Short task: Omit the images. Copy each entry word for word.

Some records:
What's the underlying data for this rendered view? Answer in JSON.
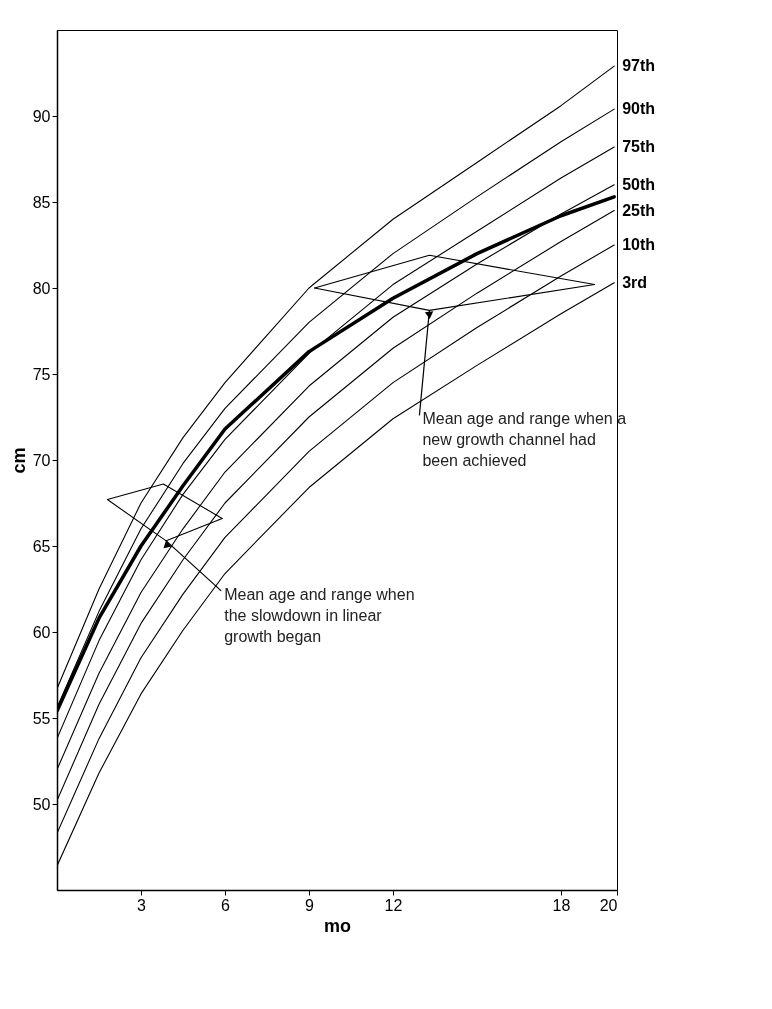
{
  "chart_data": {
    "type": "line",
    "xlabel": "mo",
    "ylabel": "cm",
    "xlim": [
      0,
      20
    ],
    "xticks": [
      3,
      6,
      9,
      12,
      18,
      20
    ],
    "ylim": [
      45,
      95
    ],
    "yticks": [
      50,
      55,
      60,
      65,
      70,
      75,
      80,
      85,
      90
    ],
    "x": [
      0,
      1.5,
      3,
      4.5,
      6,
      9,
      12,
      15,
      18,
      19.9
    ],
    "grid": false,
    "marker": "none",
    "line_style": "solid",
    "series": [
      {
        "name": "97th",
        "color": "#000000",
        "values": [
          56.7,
          62.5,
          67.5,
          71.3,
          74.5,
          80.0,
          84.0,
          87.3,
          90.6,
          92.9
        ]
      },
      {
        "name": "90th",
        "color": "#000000",
        "values": [
          55.6,
          61.2,
          66.0,
          69.8,
          73.0,
          78.0,
          82.0,
          85.3,
          88.5,
          90.4
        ]
      },
      {
        "name": "75th",
        "color": "#000000",
        "values": [
          53.8,
          59.5,
          64.2,
          68.0,
          71.2,
          76.2,
          80.2,
          83.3,
          86.4,
          88.2
        ]
      },
      {
        "name": "50th",
        "color": "#000000",
        "values": [
          52.0,
          57.6,
          62.3,
          66.0,
          69.3,
          74.3,
          78.3,
          81.4,
          84.3,
          86.0
        ]
      },
      {
        "name": "25th",
        "color": "#000000",
        "values": [
          50.2,
          55.8,
          60.5,
          64.2,
          67.5,
          72.5,
          76.5,
          79.7,
          82.7,
          84.5
        ]
      },
      {
        "name": "10th",
        "color": "#000000",
        "values": [
          48.3,
          53.8,
          58.5,
          62.2,
          65.5,
          70.5,
          74.5,
          77.7,
          80.7,
          82.5
        ]
      },
      {
        "name": "3rd",
        "color": "#000000",
        "values": [
          46.4,
          51.8,
          56.4,
          60.1,
          63.4,
          68.4,
          72.4,
          75.5,
          78.5,
          80.3
        ]
      },
      {
        "color": "#000000",
        "values": [
          55.4,
          60.8,
          65.0,
          68.5,
          71.8,
          76.3,
          79.4,
          82.0,
          84.2,
          85.3
        ]
      },
      {
        "color": "#000000",
        "x": [
          1.8,
          3.8,
          5.9
        ],
        "values": [
          67.7,
          68.6,
          66.6
        ]
      },
      {
        "color": "#000000",
        "x": [
          1.8,
          3.9,
          5.9
        ],
        "values": [
          67.7,
          65.3,
          66.6
        ]
      },
      {
        "color": "#000000",
        "x": [
          9.2,
          13.3,
          19.2
        ],
        "values": [
          80.0,
          81.9,
          80.2
        ]
      },
      {
        "color": "#000000",
        "x": [
          9.2,
          13.3,
          19.2
        ],
        "values": [
          80.0,
          78.7,
          80.2
        ]
      }
    ],
    "annotations": [
      {
        "text": "Mean age and range when the slowdown in linear growth began",
        "x": 3.9,
        "y": 65.3
      },
      {
        "text": "Mean age and range when a new growth channel had been achieved",
        "x": 13.3,
        "y": 78.7
      }
    ]
  }
}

Solution:
What's the underlying data for this rendered view? Answer in JSON.
{
  "chart_data": {
    "type": "line",
    "xlabel": "mo",
    "ylabel": "cm",
    "xlim": [
      0,
      20
    ],
    "xticks": [
      3,
      6,
      9,
      12,
      18,
      20
    ],
    "ylim": [
      45,
      95
    ],
    "yticks": [
      50,
      55,
      60,
      65,
      70,
      75,
      80,
      85,
      90
    ],
    "x": [
      0,
      1.5,
      3,
      4.5,
      6,
      9,
      12,
      15,
      18,
      19.9
    ],
    "grid": false,
    "marker": "none",
    "line_style": "solid",
    "series": [
      {
        "name": "97th",
        "color": "#000000",
        "values": [
          56.7,
          62.5,
          67.5,
          71.3,
          74.5,
          80.0,
          84.0,
          87.3,
          90.6,
          92.9
        ]
      },
      {
        "name": "90th",
        "color": "#000000",
        "values": [
          55.6,
          61.2,
          66.0,
          69.8,
          73.0,
          78.0,
          82.0,
          85.3,
          88.5,
          90.4
        ]
      },
      {
        "name": "75th",
        "color": "#000000",
        "values": [
          53.8,
          59.5,
          64.2,
          68.0,
          71.2,
          76.2,
          80.2,
          83.3,
          86.4,
          88.2
        ]
      },
      {
        "name": "50th",
        "color": "#000000",
        "values": [
          52.0,
          57.6,
          62.3,
          66.0,
          69.3,
          74.3,
          78.3,
          81.4,
          84.3,
          86.0
        ]
      },
      {
        "name": "25th",
        "color": "#000000",
        "values": [
          50.2,
          55.8,
          60.5,
          64.2,
          67.5,
          72.5,
          76.5,
          79.7,
          82.7,
          84.5
        ]
      },
      {
        "name": "10th",
        "color": "#000000",
        "values": [
          48.3,
          53.8,
          58.5,
          62.2,
          65.5,
          70.5,
          74.5,
          77.7,
          80.7,
          82.5
        ]
      },
      {
        "name": "3rd",
        "color": "#000000",
        "values": [
          46.4,
          51.8,
          56.4,
          60.1,
          63.4,
          68.4,
          72.4,
          75.5,
          78.5,
          80.3
        ]
      },
      {
        "color": "#000000",
        "values": [
          55.4,
          60.8,
          65.0,
          68.5,
          71.8,
          76.3,
          79.4,
          82.0,
          84.2,
          85.3
        ]
      },
      {
        "color": "#000000",
        "x": [
          1.8,
          3.8,
          5.9
        ],
        "values": [
          67.7,
          68.6,
          66.6
        ]
      },
      {
        "color": "#000000",
        "x": [
          1.8,
          3.9,
          5.9
        ],
        "values": [
          67.7,
          65.3,
          66.6
        ]
      },
      {
        "color": "#000000",
        "x": [
          9.2,
          13.3,
          19.2
        ],
        "values": [
          80.0,
          81.9,
          80.2
        ]
      },
      {
        "color": "#000000",
        "x": [
          9.2,
          13.3,
          19.2
        ],
        "values": [
          80.0,
          78.7,
          80.2
        ]
      }
    ],
    "annotations": [
      {
        "text": "Mean age and range when the slowdown in linear growth began",
        "x": 3.9,
        "y": 65.3
      },
      {
        "text": "Mean age and range when a new growth channel had been achieved",
        "x": 13.3,
        "y": 78.7
      }
    ]
  }
}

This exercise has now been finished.